==== Data lines ====
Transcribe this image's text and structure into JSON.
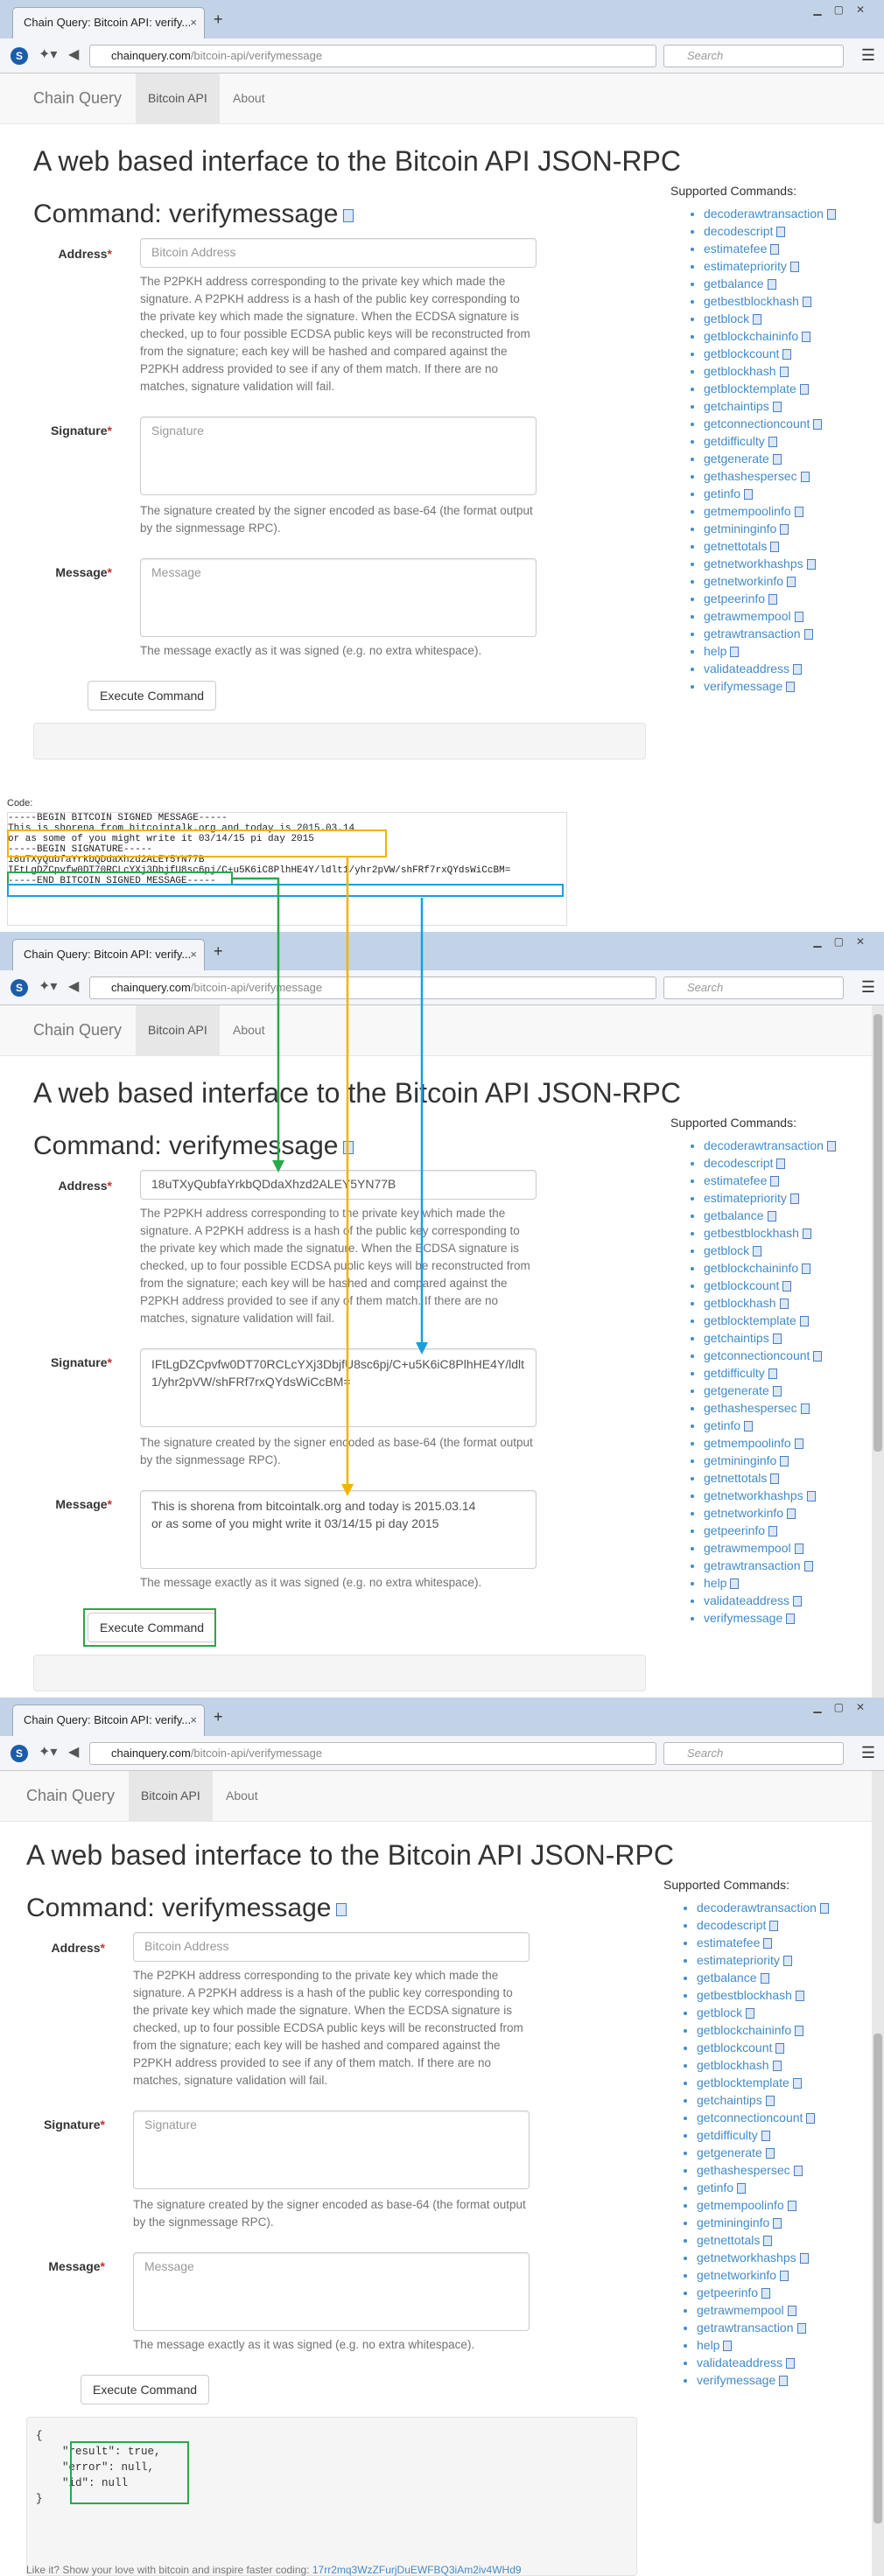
{
  "browser": {
    "tab_title": "Chain Query: Bitcoin API: verify...",
    "tab_close": "×",
    "new_tab": "+",
    "url_domain": "chainquery.com",
    "url_path": "/bitcoin-api/verifymessage",
    "search_placeholder": "Search"
  },
  "site": {
    "brand": "Chain Query",
    "nav": [
      "Bitcoin API",
      "About"
    ]
  },
  "page": {
    "heading": "A web based interface to the Bitcoin API JSON-RPC",
    "command_title": "Command: verifymessage",
    "address_label": "Address",
    "address_placeholder": "Bitcoin Address",
    "address_help": "The P2PKH address corresponding to the private key which made the signature. A P2PKH address is a hash of the public key corresponding to the private key which made the signature. When the ECDSA signature is checked, up to four possible ECDSA public keys will be reconstructed from from the signature; each key will be hashed and compared against the P2PKH address provided to see if any of them match. If there are no matches, signature validation will fail.",
    "signature_label": "Signature",
    "signature_placeholder": "Signature",
    "signature_help": "The signature created by the signer encoded as base-64 (the format output by the signmessage RPC).",
    "message_label": "Message",
    "message_placeholder": "Message",
    "message_help": "The message exactly as it was signed (e.g. no extra whitespace).",
    "execute_button": "Execute Command",
    "required_mark": "*"
  },
  "filled": {
    "address_value": "18uTXyQubfaYrkbQDdaXhzd2ALEY5YN77B",
    "signature_value": "IFtLgDZCpvfw0DT70RCLcYXj3DbjfU8sc6pj/C+u5K6iC8PlhHE4Y/ldlt1/yhr2pVW/shFRf7rxQYdsWiCcBM=",
    "message_line1": "This is shorena from bitcointalk.org and today is 2015.03.14",
    "message_line2": "or as some of you might write it 03/14/15 pi day 2015"
  },
  "result": {
    "json": "{\n    \"result\": true,\n    \"error\": null,\n    \"id\": null\n}"
  },
  "code_section": {
    "label": "Code:",
    "text": "-----BEGIN BITCOIN SIGNED MESSAGE-----\nThis is shorena from bitcointalk.org and today is 2015.03.14\nor as some of you might write it 03/14/15 pi day 2015\n-----BEGIN SIGNATURE-----\n18uTXyQubfaYrkbQDdaXhzd2ALEY5YN77B\nIFtLgDZCpvfw0DT70RCLcYXj3DbjfU8sc6pj/C+u5K6iC8PlhHE4Y/ldlt1/yhr2pVW/shFRf7rxQYdsWiCcBM=\n-----END BITCOIN SIGNED MESSAGE-----"
  },
  "sidebar": {
    "title": "Supported Commands:",
    "commands": [
      "decoderawtransaction",
      "decodescript",
      "estimatefee",
      "estimatepriority",
      "getbalance",
      "getbestblockhash",
      "getblock",
      "getblockchaininfo",
      "getblockcount",
      "getblockhash",
      "getblocktemplate",
      "getchaintips",
      "getconnectioncount",
      "getdifficulty",
      "getgenerate",
      "gethashespersec",
      "getinfo",
      "getmempoolinfo",
      "getmininginfo",
      "getnettotals",
      "getnetworkhashps",
      "getnetworkinfo",
      "getpeerinfo",
      "getrawmempool",
      "getrawtransaction",
      "help",
      "validateaddress",
      "verifymessage"
    ]
  },
  "footer": {
    "text": "Like it? Show your love with bitcoin and inspire faster coding:",
    "address": "17rr2mq3WzZFurjDuEWFBQ3iAm2iv4WHd9"
  },
  "colors": {
    "highlight_yellow": "#f0b400",
    "highlight_green": "#2aa84a",
    "highlight_blue": "#1a9ee0"
  }
}
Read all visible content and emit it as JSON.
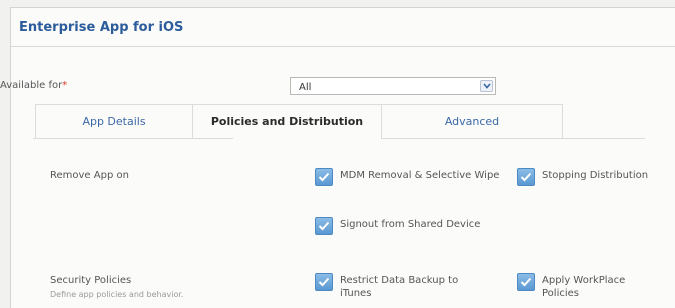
{
  "header": {
    "title": "Enterprise App for iOS"
  },
  "availability": {
    "label": "Available for",
    "required_marker": "*",
    "selected": "All"
  },
  "tabs": [
    {
      "label": "App Details",
      "active": false
    },
    {
      "label": "Policies and Distribution",
      "active": true
    },
    {
      "label": "Advanced",
      "active": false
    }
  ],
  "remove_app": {
    "label": "Remove App on",
    "options": [
      {
        "label": "MDM Removal & Selective Wipe",
        "checked": true
      },
      {
        "label": "Stopping Distribution",
        "checked": true
      },
      {
        "label": "Signout from Shared Device",
        "checked": true
      }
    ]
  },
  "security_policies": {
    "label": "Security Policies",
    "sublabel": "Define app policies and behavior.",
    "options": [
      {
        "label": "Restrict Data Backup to iTunes",
        "checked": true
      },
      {
        "label": "Apply WorkPlace Policies",
        "checked": true
      }
    ]
  },
  "colors": {
    "title": "#2c5c9b",
    "tab_link": "#3b69a6",
    "checkbox": "#5a98d2",
    "required": "#d43a2a"
  }
}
====
Set exercise: Repeat only the lines from the line with "Read all visible content and emit it as JSON." to the end of the entries, including both the first and the last line, and drop every picture.

Answer to the task:
Read all visible content and emit it as JSON.
{
  "header": {
    "title": "Enterprise App for iOS"
  },
  "availability": {
    "label": "Available for",
    "required_marker": "*",
    "selected": "All"
  },
  "tabs": [
    {
      "label": "App Details",
      "active": false
    },
    {
      "label": "Policies and Distribution",
      "active": true
    },
    {
      "label": "Advanced",
      "active": false
    }
  ],
  "remove_app": {
    "label": "Remove App on",
    "options": [
      {
        "label": "MDM Removal & Selective Wipe",
        "checked": true
      },
      {
        "label": "Stopping Distribution",
        "checked": true
      },
      {
        "label": "Signout from Shared Device",
        "checked": true
      }
    ]
  },
  "security_policies": {
    "label": "Security Policies",
    "sublabel": "Define app policies and behavior.",
    "options": [
      {
        "label": "Restrict Data Backup to iTunes",
        "checked": true
      },
      {
        "label": "Apply WorkPlace Policies",
        "checked": true
      }
    ]
  },
  "colors": {
    "title": "#2c5c9b",
    "tab_link": "#3b69a6",
    "checkbox": "#5a98d2",
    "required": "#d43a2a"
  }
}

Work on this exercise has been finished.